Photo credit: Jon Shave / Foter / CC BY
Patarei Prison
  • (worth a detour)
  • 2 hours
  • 2 2

Patarei Prison might just be the spookiest, most bizarre tourist attraction you'll ever visit

Patarei was first built in 1840 as an imposing Russian sea fortress. Getting a bird’s-eye view of the complex in all its severely structured glory remains a testament to its militant history. From 1919 onwards, Patarei was used as a prison, entering its most notorious period in the 1940s when it became a Soviet prison. Patarei the Prison finally closed its doors in 2004 and since then, things have gotten bizarre.


Today, Patarei is just plain weird. Now called a “cultural park”, the former Soviet prison is advertised as a venue for music festivals, art exhibitions, workshops, concerts and more. And that’s not even the strange part.


The prison itself – cells, watchtowers and medical wards included – are now something of a museum. But a stroll in Patarei  is not what you would expect from a museum. You buy a ticket at the entrance booth, yes, but from that point on, you’re on your own.

-=-=-=-=-

## What you will do
1. Answer these from the passage about Patarei Prison, one per line:
(a) In what year was Patarei first built?
(b) In what year did it close as a prison?
(c) What is it called now?
2. List each kind of event that the passage about Patarei Prison says the venue is advertised for.
3. Write out the passage about Patarei Prison starting with "Patarei was first" and going on through "on your own.".

-=-=-=-=-

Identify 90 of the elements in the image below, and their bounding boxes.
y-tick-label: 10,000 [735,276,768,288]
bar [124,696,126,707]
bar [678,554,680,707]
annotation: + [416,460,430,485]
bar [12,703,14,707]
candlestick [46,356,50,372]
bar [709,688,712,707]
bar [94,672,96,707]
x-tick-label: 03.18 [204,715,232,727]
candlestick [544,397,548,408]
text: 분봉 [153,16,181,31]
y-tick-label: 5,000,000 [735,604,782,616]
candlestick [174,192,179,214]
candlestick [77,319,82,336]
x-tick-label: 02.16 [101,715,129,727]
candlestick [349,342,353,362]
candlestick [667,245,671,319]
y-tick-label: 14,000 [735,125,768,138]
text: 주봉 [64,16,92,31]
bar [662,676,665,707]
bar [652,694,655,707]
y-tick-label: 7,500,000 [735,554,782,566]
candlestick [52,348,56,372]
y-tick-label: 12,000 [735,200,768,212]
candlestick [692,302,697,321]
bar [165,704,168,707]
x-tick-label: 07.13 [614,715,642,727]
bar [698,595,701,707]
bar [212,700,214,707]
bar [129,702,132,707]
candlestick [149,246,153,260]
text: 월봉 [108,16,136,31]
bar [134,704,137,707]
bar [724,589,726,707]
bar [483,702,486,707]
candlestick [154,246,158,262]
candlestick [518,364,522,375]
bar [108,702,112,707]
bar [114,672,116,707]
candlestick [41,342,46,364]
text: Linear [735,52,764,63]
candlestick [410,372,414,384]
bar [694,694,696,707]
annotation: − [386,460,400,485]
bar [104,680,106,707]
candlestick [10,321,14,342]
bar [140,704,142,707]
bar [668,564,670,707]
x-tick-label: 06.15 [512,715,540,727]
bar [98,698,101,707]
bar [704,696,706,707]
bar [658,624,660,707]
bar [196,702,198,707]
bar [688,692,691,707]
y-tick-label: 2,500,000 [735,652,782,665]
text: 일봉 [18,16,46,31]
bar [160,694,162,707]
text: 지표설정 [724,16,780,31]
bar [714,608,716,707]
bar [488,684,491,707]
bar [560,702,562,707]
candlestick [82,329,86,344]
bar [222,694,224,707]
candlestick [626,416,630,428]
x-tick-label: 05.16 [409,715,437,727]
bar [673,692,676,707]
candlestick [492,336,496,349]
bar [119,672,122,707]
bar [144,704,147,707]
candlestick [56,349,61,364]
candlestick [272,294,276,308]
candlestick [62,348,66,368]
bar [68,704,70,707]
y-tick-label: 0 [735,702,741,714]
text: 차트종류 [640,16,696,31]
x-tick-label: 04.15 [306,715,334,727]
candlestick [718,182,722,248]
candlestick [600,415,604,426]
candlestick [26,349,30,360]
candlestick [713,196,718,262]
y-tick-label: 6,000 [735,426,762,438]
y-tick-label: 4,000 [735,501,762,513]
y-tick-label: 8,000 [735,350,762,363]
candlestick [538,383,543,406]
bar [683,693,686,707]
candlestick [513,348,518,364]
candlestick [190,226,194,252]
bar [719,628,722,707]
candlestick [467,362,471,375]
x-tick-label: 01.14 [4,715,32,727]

-=-=-=-=-

## Results by task
1.
(a) 1840
(b) 2004
(c) A "cultural park"

2.
Music festivals
Art exhibitions
Workshops
Concerts

3.
Patarei was first built in 1840 as an imposing Russian sea fortress. Getting a bird’s-eye view of the complex in all its severely structured glory remains a testament to its militant history. From 1919 onwards, Patarei was used as a prison, entering its most notorious period in the 1940s when it became a Soviet prison. Patarei the Prison finally closed its doors in 2004 and since then, things have gotten bizarre.


Today, Patarei is just plain weird. Now called a “cultural park”, the former Soviet prison is advertised as a venue for music festivals, art exhibitions, workshops, concerts and more. And that’s not even the strange part.


The prison itself – cells, watchtowers and medical wards included – are now something of a museum. But a stroll in Patarei  is not what you would expect from a museum. You buy a ticket at the entrance booth, yes, but from that point on, you’re on your own.